▶ _WHAT THE TASK ASKS_: Tally the lines that hold the string "Exécution", and reply with the count alone.

☆ ☆ ☆

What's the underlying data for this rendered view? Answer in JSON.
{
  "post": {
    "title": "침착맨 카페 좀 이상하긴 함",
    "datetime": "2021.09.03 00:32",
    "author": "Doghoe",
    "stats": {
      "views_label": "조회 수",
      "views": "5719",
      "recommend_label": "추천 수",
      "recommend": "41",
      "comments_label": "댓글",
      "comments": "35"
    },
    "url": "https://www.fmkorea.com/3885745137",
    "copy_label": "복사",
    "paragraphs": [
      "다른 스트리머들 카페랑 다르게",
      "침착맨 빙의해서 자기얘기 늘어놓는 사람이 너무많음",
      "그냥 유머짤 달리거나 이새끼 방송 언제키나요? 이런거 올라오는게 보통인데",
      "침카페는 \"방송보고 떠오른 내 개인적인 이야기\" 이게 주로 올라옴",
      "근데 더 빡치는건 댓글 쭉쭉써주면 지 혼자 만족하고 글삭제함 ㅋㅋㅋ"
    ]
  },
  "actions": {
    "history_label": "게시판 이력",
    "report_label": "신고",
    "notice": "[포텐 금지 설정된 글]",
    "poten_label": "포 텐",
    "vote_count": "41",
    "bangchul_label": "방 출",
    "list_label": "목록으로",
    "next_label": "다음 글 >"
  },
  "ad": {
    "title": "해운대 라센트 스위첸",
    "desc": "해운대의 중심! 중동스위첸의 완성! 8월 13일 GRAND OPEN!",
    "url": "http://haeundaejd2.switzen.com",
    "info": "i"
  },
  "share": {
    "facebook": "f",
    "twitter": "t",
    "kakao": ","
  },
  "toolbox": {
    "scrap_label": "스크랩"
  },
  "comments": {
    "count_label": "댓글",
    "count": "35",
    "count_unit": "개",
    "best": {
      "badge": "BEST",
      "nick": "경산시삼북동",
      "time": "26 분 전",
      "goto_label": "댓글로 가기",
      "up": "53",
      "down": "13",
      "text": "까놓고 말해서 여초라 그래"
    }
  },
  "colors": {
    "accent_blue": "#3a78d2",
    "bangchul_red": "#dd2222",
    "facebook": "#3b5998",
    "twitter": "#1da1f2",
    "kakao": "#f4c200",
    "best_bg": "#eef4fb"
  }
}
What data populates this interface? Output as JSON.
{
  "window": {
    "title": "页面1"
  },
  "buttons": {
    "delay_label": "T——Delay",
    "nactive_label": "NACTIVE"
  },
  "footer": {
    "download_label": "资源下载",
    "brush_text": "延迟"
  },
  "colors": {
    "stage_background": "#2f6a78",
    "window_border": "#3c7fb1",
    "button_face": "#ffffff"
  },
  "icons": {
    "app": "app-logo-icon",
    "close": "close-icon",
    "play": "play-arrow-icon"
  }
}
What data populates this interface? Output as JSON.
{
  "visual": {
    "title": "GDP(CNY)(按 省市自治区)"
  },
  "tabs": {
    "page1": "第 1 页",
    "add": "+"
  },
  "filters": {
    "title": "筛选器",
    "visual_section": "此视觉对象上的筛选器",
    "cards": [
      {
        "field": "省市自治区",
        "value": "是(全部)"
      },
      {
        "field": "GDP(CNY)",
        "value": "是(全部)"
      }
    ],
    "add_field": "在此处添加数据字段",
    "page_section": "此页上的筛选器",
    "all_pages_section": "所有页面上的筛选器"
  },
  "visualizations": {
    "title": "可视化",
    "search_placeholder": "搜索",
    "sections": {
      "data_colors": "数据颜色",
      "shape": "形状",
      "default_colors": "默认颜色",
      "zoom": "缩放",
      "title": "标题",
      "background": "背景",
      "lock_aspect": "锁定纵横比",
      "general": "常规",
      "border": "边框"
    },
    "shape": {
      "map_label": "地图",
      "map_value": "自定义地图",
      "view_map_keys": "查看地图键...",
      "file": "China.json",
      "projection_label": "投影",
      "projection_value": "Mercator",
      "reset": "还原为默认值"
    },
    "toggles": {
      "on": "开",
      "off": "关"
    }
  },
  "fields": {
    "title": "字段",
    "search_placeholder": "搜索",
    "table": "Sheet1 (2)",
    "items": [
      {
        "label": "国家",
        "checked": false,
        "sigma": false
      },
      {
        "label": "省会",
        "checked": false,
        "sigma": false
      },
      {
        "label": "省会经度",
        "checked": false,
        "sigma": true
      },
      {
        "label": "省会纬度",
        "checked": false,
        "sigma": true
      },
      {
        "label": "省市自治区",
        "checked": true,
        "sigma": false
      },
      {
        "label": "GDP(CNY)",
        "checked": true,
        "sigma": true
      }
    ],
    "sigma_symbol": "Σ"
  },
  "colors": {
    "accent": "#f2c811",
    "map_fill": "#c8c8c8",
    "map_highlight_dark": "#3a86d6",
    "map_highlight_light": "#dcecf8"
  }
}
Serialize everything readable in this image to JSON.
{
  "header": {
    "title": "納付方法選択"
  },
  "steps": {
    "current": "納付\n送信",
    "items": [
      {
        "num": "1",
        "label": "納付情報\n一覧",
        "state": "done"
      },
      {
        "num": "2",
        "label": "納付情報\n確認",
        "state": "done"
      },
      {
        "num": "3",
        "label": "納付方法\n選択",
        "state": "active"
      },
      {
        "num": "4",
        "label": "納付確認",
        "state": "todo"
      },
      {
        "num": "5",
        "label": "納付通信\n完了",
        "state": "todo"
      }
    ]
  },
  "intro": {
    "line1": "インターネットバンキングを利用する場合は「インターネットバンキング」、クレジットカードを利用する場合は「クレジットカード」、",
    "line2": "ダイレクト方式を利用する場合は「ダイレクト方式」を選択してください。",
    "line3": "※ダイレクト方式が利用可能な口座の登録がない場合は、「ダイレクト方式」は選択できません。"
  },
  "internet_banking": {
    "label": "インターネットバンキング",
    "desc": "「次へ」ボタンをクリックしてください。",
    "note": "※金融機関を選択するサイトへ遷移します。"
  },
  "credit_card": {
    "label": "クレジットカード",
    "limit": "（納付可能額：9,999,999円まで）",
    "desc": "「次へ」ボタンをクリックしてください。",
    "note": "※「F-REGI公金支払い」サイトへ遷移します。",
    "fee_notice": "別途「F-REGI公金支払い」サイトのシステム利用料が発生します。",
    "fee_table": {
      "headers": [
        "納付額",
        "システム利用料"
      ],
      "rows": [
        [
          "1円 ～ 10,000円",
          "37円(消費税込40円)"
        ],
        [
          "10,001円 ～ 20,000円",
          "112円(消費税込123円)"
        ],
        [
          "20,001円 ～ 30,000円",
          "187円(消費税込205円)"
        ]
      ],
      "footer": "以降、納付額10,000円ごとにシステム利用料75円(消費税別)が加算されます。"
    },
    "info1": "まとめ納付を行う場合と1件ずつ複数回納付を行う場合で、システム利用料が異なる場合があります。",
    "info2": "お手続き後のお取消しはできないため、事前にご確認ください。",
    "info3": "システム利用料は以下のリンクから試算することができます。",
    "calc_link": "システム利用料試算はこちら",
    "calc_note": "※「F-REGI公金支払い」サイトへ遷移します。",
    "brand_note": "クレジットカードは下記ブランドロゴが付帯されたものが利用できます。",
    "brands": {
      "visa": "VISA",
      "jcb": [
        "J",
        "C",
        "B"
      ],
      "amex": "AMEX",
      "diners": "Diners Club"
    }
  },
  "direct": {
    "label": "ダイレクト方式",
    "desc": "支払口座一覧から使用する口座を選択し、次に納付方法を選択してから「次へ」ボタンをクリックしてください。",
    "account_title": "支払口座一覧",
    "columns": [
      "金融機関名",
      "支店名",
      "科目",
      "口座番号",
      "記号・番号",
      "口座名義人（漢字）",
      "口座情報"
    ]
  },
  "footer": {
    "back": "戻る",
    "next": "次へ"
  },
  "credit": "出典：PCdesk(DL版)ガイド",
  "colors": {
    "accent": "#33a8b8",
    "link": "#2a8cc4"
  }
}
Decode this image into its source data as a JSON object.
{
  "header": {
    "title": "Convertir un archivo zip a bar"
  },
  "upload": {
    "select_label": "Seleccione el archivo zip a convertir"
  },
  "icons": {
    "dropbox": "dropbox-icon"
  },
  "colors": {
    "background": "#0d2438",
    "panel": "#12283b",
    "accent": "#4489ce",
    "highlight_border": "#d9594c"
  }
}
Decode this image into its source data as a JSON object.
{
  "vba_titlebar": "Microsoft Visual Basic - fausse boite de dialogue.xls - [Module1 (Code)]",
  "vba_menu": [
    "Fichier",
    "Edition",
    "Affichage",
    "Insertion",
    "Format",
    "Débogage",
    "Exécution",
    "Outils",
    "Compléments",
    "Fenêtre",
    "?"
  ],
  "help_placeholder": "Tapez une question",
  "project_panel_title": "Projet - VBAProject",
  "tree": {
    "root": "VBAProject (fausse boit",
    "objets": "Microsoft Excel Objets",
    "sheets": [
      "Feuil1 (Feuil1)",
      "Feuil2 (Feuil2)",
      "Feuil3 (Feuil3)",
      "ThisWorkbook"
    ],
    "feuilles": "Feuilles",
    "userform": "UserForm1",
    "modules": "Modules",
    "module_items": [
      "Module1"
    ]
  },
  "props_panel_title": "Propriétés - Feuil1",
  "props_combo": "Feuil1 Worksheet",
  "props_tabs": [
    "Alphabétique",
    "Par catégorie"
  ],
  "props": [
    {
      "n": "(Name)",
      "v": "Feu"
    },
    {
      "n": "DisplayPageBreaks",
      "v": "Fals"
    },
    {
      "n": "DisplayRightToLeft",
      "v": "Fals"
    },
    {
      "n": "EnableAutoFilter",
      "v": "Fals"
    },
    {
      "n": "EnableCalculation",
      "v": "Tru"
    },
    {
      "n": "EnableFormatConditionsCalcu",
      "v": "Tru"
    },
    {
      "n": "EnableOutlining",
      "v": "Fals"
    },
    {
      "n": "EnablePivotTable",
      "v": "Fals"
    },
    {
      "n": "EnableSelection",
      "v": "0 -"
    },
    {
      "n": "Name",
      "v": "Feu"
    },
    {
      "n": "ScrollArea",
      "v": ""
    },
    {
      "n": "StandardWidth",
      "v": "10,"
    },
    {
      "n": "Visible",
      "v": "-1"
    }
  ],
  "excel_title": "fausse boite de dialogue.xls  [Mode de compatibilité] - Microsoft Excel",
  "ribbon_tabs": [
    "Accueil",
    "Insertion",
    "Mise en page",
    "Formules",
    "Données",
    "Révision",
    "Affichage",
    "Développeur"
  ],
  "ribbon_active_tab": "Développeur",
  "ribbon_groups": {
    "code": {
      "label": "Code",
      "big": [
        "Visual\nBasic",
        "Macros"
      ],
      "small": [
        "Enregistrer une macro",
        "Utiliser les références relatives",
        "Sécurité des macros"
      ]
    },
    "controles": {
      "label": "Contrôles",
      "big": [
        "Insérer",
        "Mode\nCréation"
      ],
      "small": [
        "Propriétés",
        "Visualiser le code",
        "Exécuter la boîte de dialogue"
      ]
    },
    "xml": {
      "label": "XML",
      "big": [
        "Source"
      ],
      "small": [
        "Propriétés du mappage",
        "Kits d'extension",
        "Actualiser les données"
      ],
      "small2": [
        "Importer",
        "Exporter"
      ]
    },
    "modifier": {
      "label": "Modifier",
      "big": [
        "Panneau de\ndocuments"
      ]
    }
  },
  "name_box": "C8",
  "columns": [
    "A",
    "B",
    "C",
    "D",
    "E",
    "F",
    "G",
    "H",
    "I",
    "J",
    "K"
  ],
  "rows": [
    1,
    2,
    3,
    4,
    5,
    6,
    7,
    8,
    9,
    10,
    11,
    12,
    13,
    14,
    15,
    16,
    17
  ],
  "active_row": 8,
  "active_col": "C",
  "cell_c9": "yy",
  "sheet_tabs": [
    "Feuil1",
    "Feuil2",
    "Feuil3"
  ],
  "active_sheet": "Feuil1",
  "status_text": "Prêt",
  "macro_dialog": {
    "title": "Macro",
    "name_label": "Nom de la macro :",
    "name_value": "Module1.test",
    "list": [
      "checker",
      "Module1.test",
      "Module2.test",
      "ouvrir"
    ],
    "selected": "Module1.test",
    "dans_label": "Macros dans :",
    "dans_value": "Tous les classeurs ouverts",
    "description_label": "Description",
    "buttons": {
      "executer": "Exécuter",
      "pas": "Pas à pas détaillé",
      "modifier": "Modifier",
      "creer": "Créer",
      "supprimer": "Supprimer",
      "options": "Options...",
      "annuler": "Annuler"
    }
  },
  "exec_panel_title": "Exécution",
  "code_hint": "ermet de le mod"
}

☆ ☆ ☆

▶ _FINAL ANSWER_: 2